→ Stored records
---------------

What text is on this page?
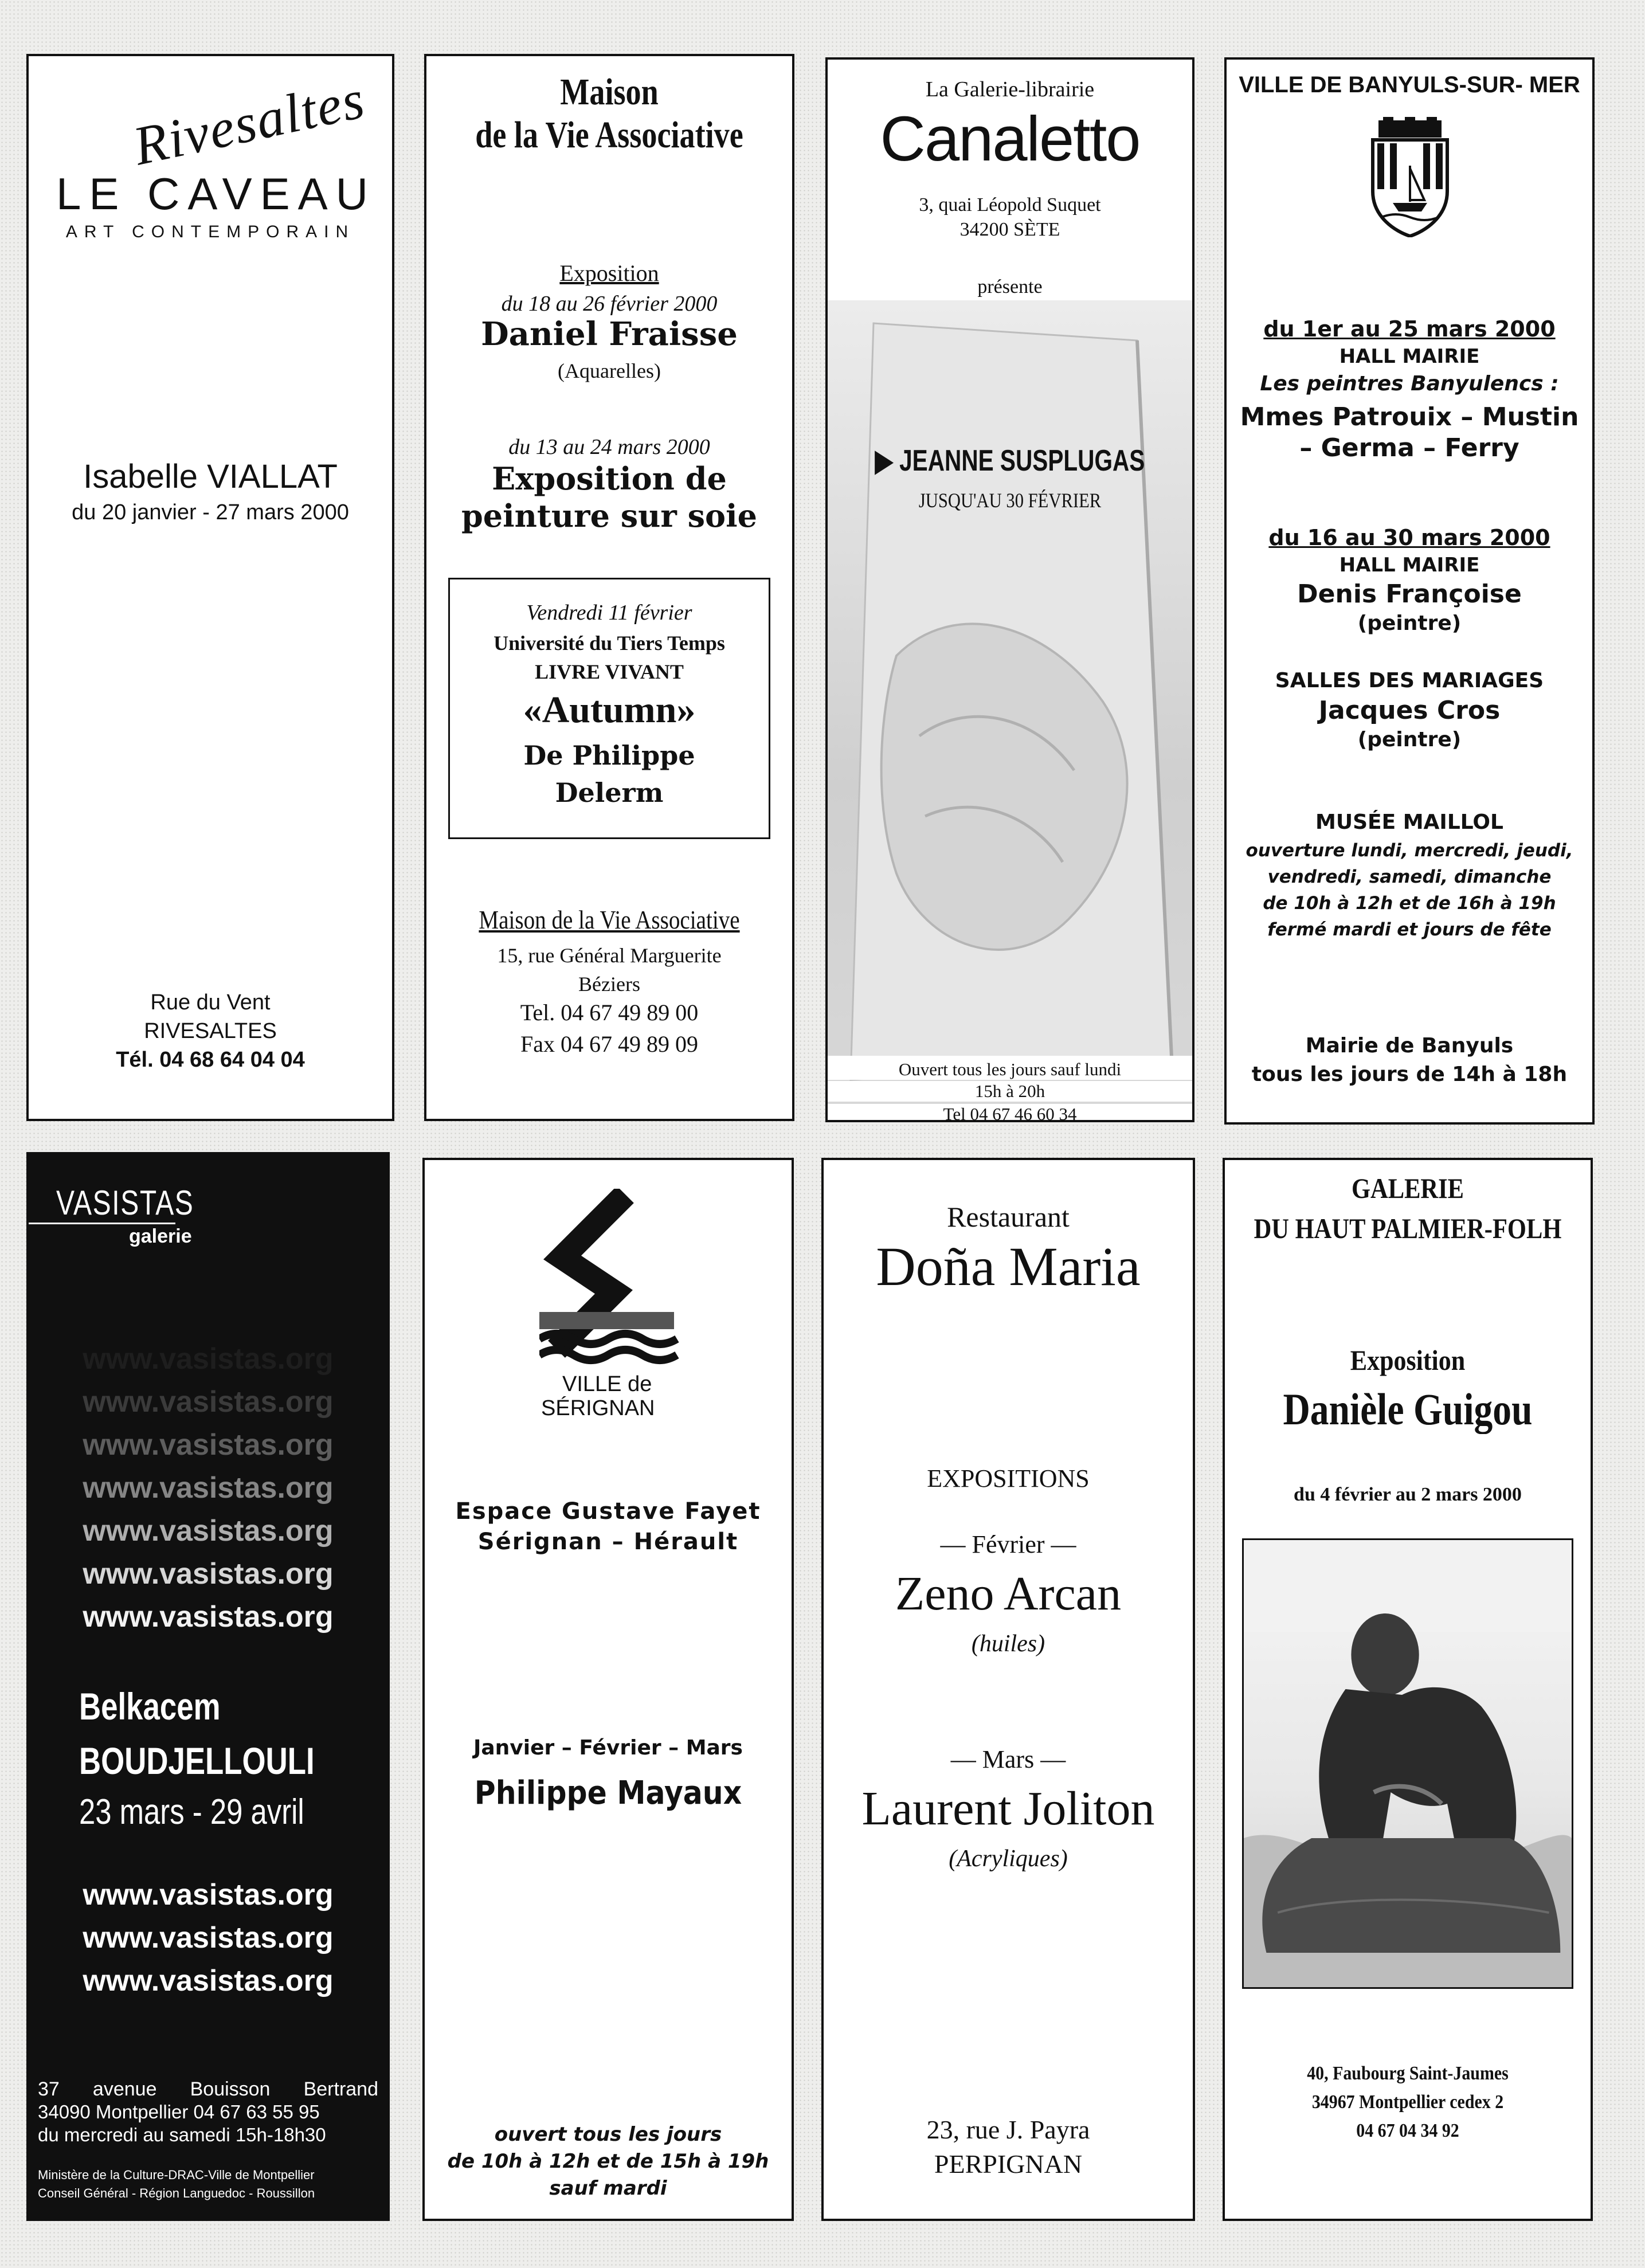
Rivesaltes
LE CAVEAU
ART CONTEMPORAIN
Isabelle VIALLAT
du 20 janvier - 27 mars 2000
Rue du Vent
RIVESALTES
Tél. 04 68 64 04 04
Maison
de la Vie Associative
Exposition
du 18 au 26 février 2000
Daniel Fraisse
(Aquarelles)
du 13 au 24 mars 2000
Exposition de
peinture sur soie
Vendredi 11 février
Université du Tiers Temps
LIVRE VIVANT
«Autumn»
De Philippe
Delerm
Maison de la Vie Associative
15, rue Général Marguerite
Béziers
Tel. 04 67 49 89 00
Fax 04 67 49 89 09
La Galerie-librairie
Canaletto
3, quai Léopold Suquet
34200 SÈTE
présente
▶ JEANNE SUSPLUGAS
JUSQU'AU 30 FÉVRIER
Ouvert tous les jours sauf lundi
15h à 20h
Tel 04 67 46 60 34
VILLE DE BANYULS-SUR- MER
du 1er au 25 mars 2000
HALL MAIRIE
Les peintres Banyulencs :
Mmes Patrouix – Mustin
– Germa – Ferry
du 16 au 30 mars 2000
HALL MAIRIE
Denis Françoise
(peintre)
SALLES DES MARIAGES
Jacques Cros
(peintre)
MUSÉE MAILLOL
ouverture lundi, mercredi, jeudi,
vendredi, samedi, dimanche
de 10h à 12h et de 16h à 19h
fermé mardi et jours de fête
Mairie de Banyuls
tous les jours de 14h à 18h
VASISTAS
galerie
www.vasistas.org
www.vasistas.org
www.vasistas.org
www.vasistas.org
www.vasistas.org
www.vasistas.org
www.vasistas.org
Belkacem
BOUDJELLOULI
23 mars - 29 avril
www.vasistas.org
www.vasistas.org
www.vasistas.org
37 avenue Bouisson Bertrand
34090 Montpellier 04 67 63 55 95
du mercredi au samedi 15h-18h30
Ministère de la Culture-DRAC-Ville de Montpellier
Conseil Général - Région Languedoc - Roussillon
VILLE de
SÉRIGNAN
Espace Gustave Fayet
Sérignan – Hérault
Janvier – Février – Mars
Philippe Mayaux
ouvert tous les jours
de 10h à 12h et de 15h à 19h
sauf mardi
Restaurant
Doña Maria
EXPOSITIONS
— Février —
Zeno Arcan
(huiles)
— Mars —
Laurent Joliton
(Acryliques)
23, rue J. Payra
PERPIGNAN
GALERIE
DU HAUT PALMIER-FOLH
Exposition
Danièle Guigou
du 4 février au 2 mars 2000
40, Faubourg Saint-Jaumes
34967 Montpellier cedex 2
04 67 04 34 92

---------------

Leave out the pictures, and give all the records again exactly.

What text is on this page?
Rivesaltes
LE CAVEAU
ART CONTEMPORAIN
Isabelle VIALLAT
du 20 janvier - 27 mars 2000
Rue du Vent
RIVESALTES
Tél. 04 68 64 04 04
Maison
de la Vie Associative
Exposition
du 18 au 26 février 2000
Daniel Fraisse
(Aquarelles)
du 13 au 24 mars 2000
Exposition de
peinture sur soie
Vendredi 11 février
Université du Tiers Temps
LIVRE VIVANT
«Autumn»
De Philippe
Delerm
Maison de la Vie Associative
15, rue Général Marguerite
Béziers
Tel. 04 67 49 89 00
Fax 04 67 49 89 09
La Galerie-librairie
Canaletto
3, quai Léopold Suquet
34200 SÈTE
présente
▶ JEANNE SUSPLUGAS
JUSQU'AU 30 FÉVRIER
Ouvert tous les jours sauf lundi
15h à 20h
Tel 04 67 46 60 34
VILLE DE BANYULS-SUR- MER
du 1er au 25 mars 2000
HALL MAIRIE
Les peintres Banyulencs :
Mmes Patrouix – Mustin
– Germa – Ferry
du 16 au 30 mars 2000
HALL MAIRIE
Denis Françoise
(peintre)
SALLES DES MARIAGES
Jacques Cros
(peintre)
MUSÉE MAILLOL
ouverture lundi, mercredi, jeudi,
vendredi, samedi, dimanche
de 10h à 12h et de 16h à 19h
fermé mardi et jours de fête
Mairie de Banyuls
tous les jours de 14h à 18h
VASISTAS
galerie
www.vasistas.org
www.vasistas.org
www.vasistas.org
www.vasistas.org
www.vasistas.org
www.vasistas.org
www.vasistas.org
Belkacem
BOUDJELLOULI
23 mars - 29 avril
www.vasistas.org
www.vasistas.org
www.vasistas.org
37 avenue Bouisson Bertrand
34090 Montpellier 04 67 63 55 95
du mercredi au samedi 15h-18h30
Ministère de la Culture-DRAC-Ville de Montpellier
Conseil Général - Région Languedoc - Roussillon
VILLE de
SÉRIGNAN
Espace Gustave Fayet
Sérignan – Hérault
Janvier – Février – Mars
Philippe Mayaux
ouvert tous les jours
de 10h à 12h et de 15h à 19h
sauf mardi
Restaurant
Doña Maria
EXPOSITIONS
— Février —
Zeno Arcan
(huiles)
— Mars —
Laurent Joliton
(Acryliques)
23, rue J. Payra
PERPIGNAN
GALERIE
DU HAUT PALMIER-FOLH
Exposition
Danièle Guigou
du 4 février au 2 mars 2000
40, Faubourg Saint-Jaumes
34967 Montpellier cedex 2
04 67 04 34 92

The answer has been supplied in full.